-- begin --
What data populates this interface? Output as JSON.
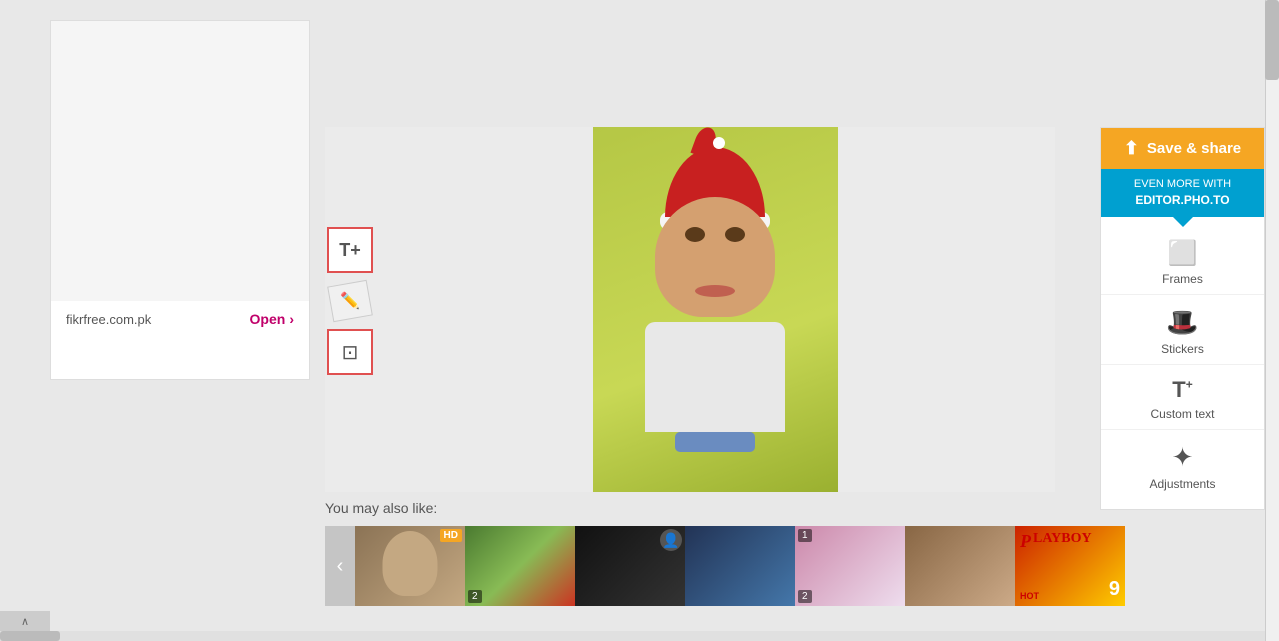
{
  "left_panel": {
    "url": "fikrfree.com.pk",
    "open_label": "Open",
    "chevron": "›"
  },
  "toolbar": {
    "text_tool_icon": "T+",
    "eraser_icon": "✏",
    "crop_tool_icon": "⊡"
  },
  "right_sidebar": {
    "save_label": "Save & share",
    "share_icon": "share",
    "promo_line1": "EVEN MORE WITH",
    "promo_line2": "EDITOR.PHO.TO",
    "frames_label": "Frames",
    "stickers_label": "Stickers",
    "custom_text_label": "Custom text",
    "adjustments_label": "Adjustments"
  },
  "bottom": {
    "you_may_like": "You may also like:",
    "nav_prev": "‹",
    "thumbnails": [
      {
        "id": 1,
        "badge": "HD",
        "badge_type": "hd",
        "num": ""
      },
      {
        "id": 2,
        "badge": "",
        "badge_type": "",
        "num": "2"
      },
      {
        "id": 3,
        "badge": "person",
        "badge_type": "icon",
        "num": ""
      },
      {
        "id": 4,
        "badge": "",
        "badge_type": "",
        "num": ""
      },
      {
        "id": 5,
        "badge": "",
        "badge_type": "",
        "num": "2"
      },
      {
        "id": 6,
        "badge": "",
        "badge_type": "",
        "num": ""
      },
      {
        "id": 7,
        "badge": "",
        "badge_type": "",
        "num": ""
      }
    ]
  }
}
-- end --
- **WORK TO DO**: Only a number is wanted: how many lines of the data above contain "share"?

- **EXPECTED ANSWER**: 2